-- start Text extract --

Web resource

A web resource is any identifiable resource (digital, physical, or abstract) present on or connected to the World Wide Web.^[1]^[2]^[3] Resources are identified using Uniform Resource Identifiers (URIs).^[1]^[4] In the Semantic Web, web resources and their semantic properties are described using the Resource Description Framework (RDF).^[5]

The concept of a web resource has evolved during the Web's history, from the early notion of static addressable documents or files, to a more generic and abstract definition, now encompassing every "thing" or entity that can be identified, named, addressed or handled, in any way whatsoever, in the web at large, or in any networked information system. The declarative aspects of a resource (identification and naming) and its functional aspects (addressing and technical handling) weren't clearly distinct in the early specifications of the web, and the very definition of the concept has been the subject of long and still open debate involving difficult, and often arcane, technical, social, linguistic and philosophical issues.

From documents and files to web resources

In the early specifications of the web (1990–1994), the term resource is barely used at all. The web is designed as a network of more or less static addressable objects, basically files and documents, linked using Uniform Resource Locators (URLs). A web resource is implicitly defined as something which can be identified. The identification serves two distinct purposes: naming and addressing; the latter only depends on a protocol. It is notable that RFC 1630 does not attempt to define at all the notion of resource; actually it barely uses the term besides its occurrence in Uniform Resource Identifier (URI), Uniform Resource Locator (URL), and Uniform Resource Name (URN), and still speaks about "Objects of the Network".

RFC 1738 (December 1994) further specifies URLs, the term "Universal" being changed to "Uniform". The document is making a more systematic use of resource to refer to objects which are "available", or "can be located and accessed" through the internet. There again, the term resource itself is not explicitly defined.

From web resources to abstract resources

The first explicit definition of resource is found in RFC 2396, in August 1998:

A resource can be anything that has identity. Familiar examples include an electronic document, an image, a service (e.g., "today's weather report for Los Angeles"), and a collection of other resources. Not all resources are network "retrievable"; e.g., human beings, corporations, and bound books in a library can also be considered resources. The resource is the conceptual mapping to an entity or set of entities, not necessarily the entity which corresponds to that mapping at any particular instance in time. Thus, a resource can remain constant even when its content---the entities to which it currently corresponds---changes over time, provided that the conceptual mapping is not changed in the process.

-- end Text extract --

• _What is asked_
a. Name the familiar examples of resources that the RFC 2396 definition quoted in the web resource article lists.
b. Rewrite the web resource article from "A resource can be" up to and including "in the process.", putting "universities" in place of "corporations".

-- start Data extract --

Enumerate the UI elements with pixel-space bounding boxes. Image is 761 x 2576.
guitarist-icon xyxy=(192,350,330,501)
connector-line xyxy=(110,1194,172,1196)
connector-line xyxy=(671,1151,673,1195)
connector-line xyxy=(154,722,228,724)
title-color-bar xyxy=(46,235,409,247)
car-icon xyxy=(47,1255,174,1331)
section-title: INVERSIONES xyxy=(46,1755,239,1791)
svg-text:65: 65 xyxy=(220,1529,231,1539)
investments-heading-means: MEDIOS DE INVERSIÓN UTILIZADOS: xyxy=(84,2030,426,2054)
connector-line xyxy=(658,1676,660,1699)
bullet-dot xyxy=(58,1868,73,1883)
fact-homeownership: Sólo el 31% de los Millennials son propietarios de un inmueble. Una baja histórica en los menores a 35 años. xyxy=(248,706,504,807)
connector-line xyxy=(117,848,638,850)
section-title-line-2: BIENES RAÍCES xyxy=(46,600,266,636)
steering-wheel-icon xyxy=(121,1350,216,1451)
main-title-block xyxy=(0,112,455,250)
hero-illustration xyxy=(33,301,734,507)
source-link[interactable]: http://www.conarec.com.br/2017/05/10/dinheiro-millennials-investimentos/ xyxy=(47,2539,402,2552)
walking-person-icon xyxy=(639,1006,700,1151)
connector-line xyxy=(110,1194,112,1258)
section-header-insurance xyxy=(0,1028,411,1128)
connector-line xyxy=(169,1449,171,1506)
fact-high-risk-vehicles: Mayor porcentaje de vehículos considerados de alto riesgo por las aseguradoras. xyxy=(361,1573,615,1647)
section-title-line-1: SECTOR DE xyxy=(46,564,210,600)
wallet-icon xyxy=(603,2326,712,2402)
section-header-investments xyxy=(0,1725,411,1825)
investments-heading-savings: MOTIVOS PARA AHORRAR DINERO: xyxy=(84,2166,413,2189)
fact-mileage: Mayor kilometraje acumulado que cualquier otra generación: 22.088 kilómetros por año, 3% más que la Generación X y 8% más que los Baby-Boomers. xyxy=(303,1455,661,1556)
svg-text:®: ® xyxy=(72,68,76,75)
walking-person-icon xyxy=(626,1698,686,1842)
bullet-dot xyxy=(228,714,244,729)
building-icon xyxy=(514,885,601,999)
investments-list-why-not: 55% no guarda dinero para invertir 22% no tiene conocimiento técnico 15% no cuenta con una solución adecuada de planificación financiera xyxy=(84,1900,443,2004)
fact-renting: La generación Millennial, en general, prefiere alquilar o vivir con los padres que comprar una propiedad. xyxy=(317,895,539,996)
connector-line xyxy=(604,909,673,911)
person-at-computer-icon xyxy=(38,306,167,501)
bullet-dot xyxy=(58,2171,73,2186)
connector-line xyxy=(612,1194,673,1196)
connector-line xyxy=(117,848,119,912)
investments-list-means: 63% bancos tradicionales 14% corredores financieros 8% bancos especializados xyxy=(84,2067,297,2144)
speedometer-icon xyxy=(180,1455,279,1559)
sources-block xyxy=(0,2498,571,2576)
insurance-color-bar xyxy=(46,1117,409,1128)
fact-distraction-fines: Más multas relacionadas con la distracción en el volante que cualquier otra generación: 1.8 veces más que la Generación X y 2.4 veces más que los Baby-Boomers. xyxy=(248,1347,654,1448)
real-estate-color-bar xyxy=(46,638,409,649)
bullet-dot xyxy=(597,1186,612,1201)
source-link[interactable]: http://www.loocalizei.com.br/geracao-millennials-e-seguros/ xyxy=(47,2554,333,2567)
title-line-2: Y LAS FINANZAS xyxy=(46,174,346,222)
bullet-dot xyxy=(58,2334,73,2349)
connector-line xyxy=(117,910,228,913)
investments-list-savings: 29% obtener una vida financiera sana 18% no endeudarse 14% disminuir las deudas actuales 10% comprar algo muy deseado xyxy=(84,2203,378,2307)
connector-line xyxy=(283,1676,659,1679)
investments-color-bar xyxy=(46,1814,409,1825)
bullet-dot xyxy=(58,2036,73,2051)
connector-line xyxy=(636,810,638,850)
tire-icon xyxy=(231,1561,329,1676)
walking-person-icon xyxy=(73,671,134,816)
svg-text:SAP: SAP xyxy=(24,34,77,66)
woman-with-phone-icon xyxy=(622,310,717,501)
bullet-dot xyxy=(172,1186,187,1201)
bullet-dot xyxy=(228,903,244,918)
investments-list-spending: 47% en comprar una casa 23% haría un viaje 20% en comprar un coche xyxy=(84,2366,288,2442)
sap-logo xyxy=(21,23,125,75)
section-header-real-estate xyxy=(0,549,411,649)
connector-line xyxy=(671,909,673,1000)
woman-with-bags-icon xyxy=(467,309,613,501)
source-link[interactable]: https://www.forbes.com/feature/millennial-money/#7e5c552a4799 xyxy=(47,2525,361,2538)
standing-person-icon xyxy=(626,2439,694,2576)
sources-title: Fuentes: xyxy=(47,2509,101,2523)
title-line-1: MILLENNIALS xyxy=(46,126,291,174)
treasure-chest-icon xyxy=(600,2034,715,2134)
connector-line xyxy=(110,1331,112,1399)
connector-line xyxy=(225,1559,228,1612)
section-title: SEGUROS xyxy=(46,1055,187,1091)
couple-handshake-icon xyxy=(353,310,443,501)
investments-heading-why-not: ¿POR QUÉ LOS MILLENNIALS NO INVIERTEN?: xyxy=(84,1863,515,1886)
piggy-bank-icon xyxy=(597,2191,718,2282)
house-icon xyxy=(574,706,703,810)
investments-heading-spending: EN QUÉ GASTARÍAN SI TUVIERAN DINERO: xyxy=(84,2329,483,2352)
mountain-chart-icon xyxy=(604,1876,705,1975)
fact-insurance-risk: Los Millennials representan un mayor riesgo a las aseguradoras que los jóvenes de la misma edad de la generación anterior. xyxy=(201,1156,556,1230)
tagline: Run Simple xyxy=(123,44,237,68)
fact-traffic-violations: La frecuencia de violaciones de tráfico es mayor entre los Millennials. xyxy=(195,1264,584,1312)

-- end Data extract --

• _Answers per task_
a.
- an electronic document
- an image
- a service (e.g., "today's weather report for Los Angeles")
- a collection of other resources

b.
A resource can be anything that has identity. Familiar examples include an electronic document, an image, a service (e.g., "today's weather report for Los Angeles"), and a collection of other resources. Not all resources are network "retrievable"; e.g., human beings, universities, and bound books in a library can also be considered resources. The resource is the conceptual mapping to an entity or set of entities, not necessarily the entity which corresponds to that mapping at any particular instance in time. Thus, a resource can remain constant even when its content---the entities to which it currently corresponds---changes over time, provided that the conceptual mapping is not changed in the process.